** BEGIN Provided records **

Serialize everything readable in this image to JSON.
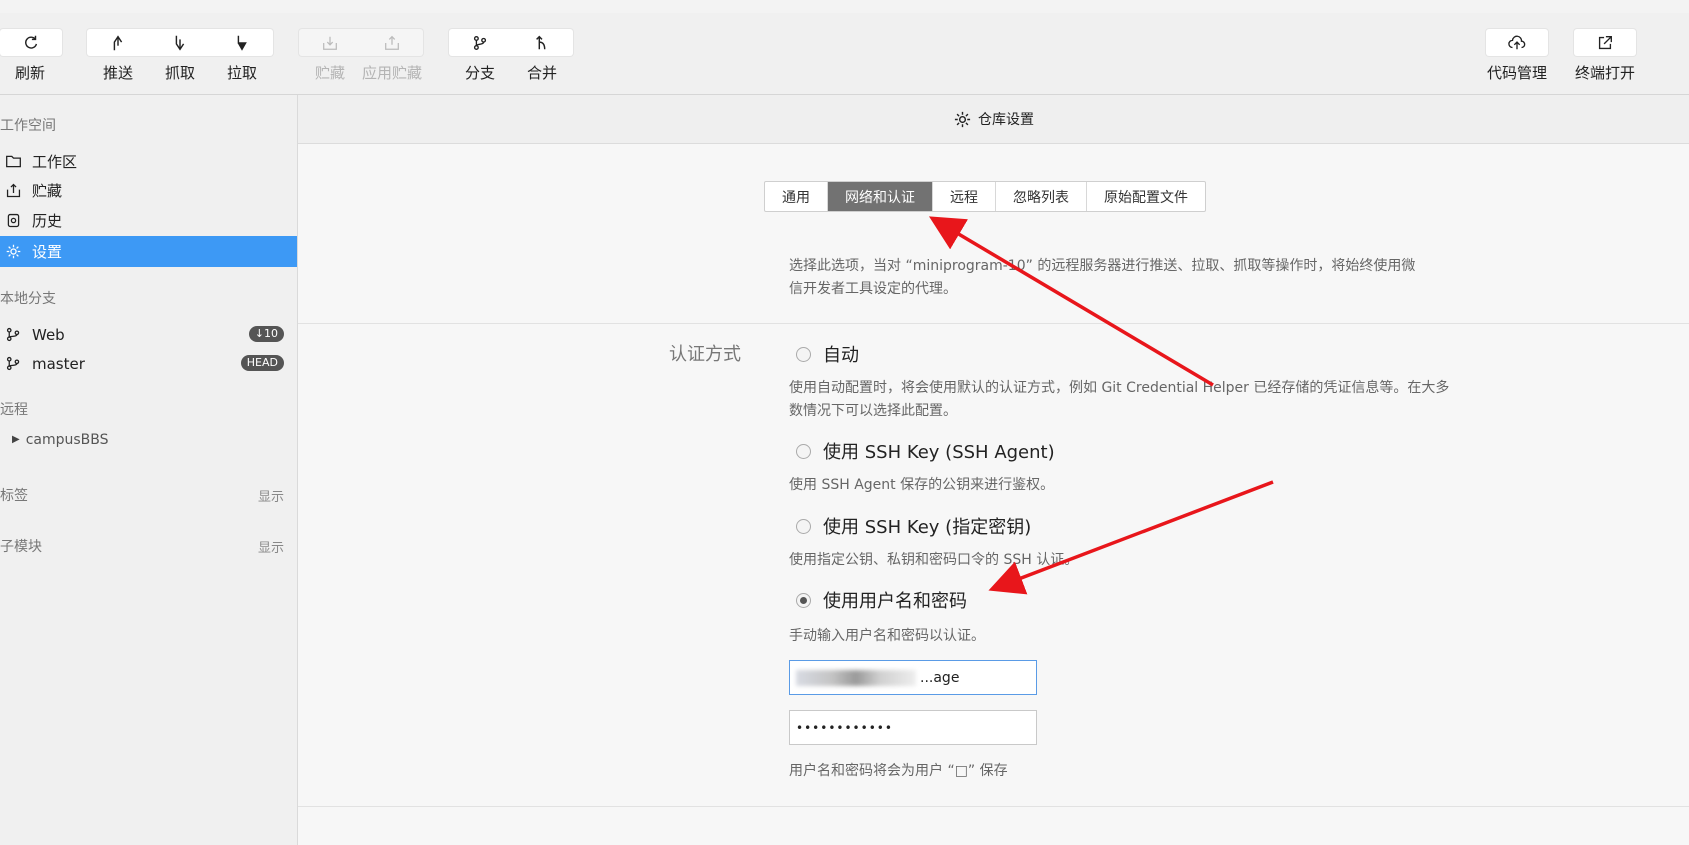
{
  "toolbar": {
    "refresh": "刷新",
    "push": "推送",
    "fetch": "抓取",
    "pull": "拉取",
    "stash": "贮藏",
    "apply_stash": "应用贮藏",
    "branch": "分支",
    "merge": "合并",
    "code_mgmt": "代码管理",
    "open_terminal": "终端打开"
  },
  "sidebar": {
    "workspace_title": "工作空间",
    "items": [
      {
        "label": "工作区"
      },
      {
        "label": "贮藏"
      },
      {
        "label": "历史"
      },
      {
        "label": "设置"
      }
    ],
    "local_branches_title": "本地分支",
    "branches": [
      {
        "label": "Web",
        "badge": "↓10"
      },
      {
        "label": "master",
        "badge": "HEAD"
      }
    ],
    "remote_title": "远程",
    "remote_item": "campusBBS",
    "tags_title": "标签",
    "tags_toggle": "显示",
    "submodules_title": "子模块",
    "submodules_toggle": "显示"
  },
  "main": {
    "header_title": "仓库设置",
    "tabs": [
      "通用",
      "网络和认证",
      "远程",
      "忽略列表",
      "原始配置文件"
    ],
    "active_tab": "网络和认证",
    "proxy_desc_line1": "选择此选项，当对 “miniprogram-10” 的远程服务器进行推送、拉取、抓取等操作时，将始终使用微",
    "proxy_desc_line2": "信开发者工具设定的代理。",
    "auth_label": "认证方式",
    "options": [
      {
        "label": "自动",
        "desc1": "使用自动配置时，将会使用默认的认证方式，例如 Git Credential Helper 已经存储的凭证信息等。在大多",
        "desc2": "数情况下可以选择此配置。"
      },
      {
        "label": "使用 SSH Key (SSH Agent)",
        "desc1": "使用 SSH Agent 保存的公钥来进行鉴权。"
      },
      {
        "label": "使用 SSH Key (指定密钥)",
        "desc1": "使用指定公钥、私钥和密码口令的 SSH 认证。"
      },
      {
        "label": "使用用户名和密码",
        "desc1": "手动输入用户名和密码以认证。"
      }
    ],
    "selected_option": "使用用户名和密码",
    "username_value": "...age",
    "password_value": "••••••••••••",
    "save_note": "用户名和密码将会为用户 “□” 保存"
  },
  "colors": {
    "accent": "#3d99f5",
    "annotation_arrow": "#e8161b"
  }
}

** END Provided records **

Task instructions
Set each line of the records down exactly, leaving every picture out.

Written solution
Serialize everything readable in this image to JSON.
{
  "toolbar": {
    "refresh": "刷新",
    "push": "推送",
    "fetch": "抓取",
    "pull": "拉取",
    "stash": "贮藏",
    "apply_stash": "应用贮藏",
    "branch": "分支",
    "merge": "合并",
    "code_mgmt": "代码管理",
    "open_terminal": "终端打开"
  },
  "sidebar": {
    "workspace_title": "工作空间",
    "items": [
      {
        "label": "工作区"
      },
      {
        "label": "贮藏"
      },
      {
        "label": "历史"
      },
      {
        "label": "设置"
      }
    ],
    "local_branches_title": "本地分支",
    "branches": [
      {
        "label": "Web",
        "badge": "↓10"
      },
      {
        "label": "master",
        "badge": "HEAD"
      }
    ],
    "remote_title": "远程",
    "remote_item": "campusBBS",
    "tags_title": "标签",
    "tags_toggle": "显示",
    "submodules_title": "子模块",
    "submodules_toggle": "显示"
  },
  "main": {
    "header_title": "仓库设置",
    "tabs": [
      "通用",
      "网络和认证",
      "远程",
      "忽略列表",
      "原始配置文件"
    ],
    "active_tab": "网络和认证",
    "proxy_desc_line1": "选择此选项，当对 “miniprogram-10” 的远程服务器进行推送、拉取、抓取等操作时，将始终使用微",
    "proxy_desc_line2": "信开发者工具设定的代理。",
    "auth_label": "认证方式",
    "options": [
      {
        "label": "自动",
        "desc1": "使用自动配置时，将会使用默认的认证方式，例如 Git Credential Helper 已经存储的凭证信息等。在大多",
        "desc2": "数情况下可以选择此配置。"
      },
      {
        "label": "使用 SSH Key (SSH Agent)",
        "desc1": "使用 SSH Agent 保存的公钥来进行鉴权。"
      },
      {
        "label": "使用 SSH Key (指定密钥)",
        "desc1": "使用指定公钥、私钥和密码口令的 SSH 认证。"
      },
      {
        "label": "使用用户名和密码",
        "desc1": "手动输入用户名和密码以认证。"
      }
    ],
    "selected_option": "使用用户名和密码",
    "username_value": "...age",
    "password_value": "••••••••••••",
    "save_note": "用户名和密码将会为用户 “□” 保存"
  },
  "colors": {
    "accent": "#3d99f5",
    "annotation_arrow": "#e8161b"
  }
}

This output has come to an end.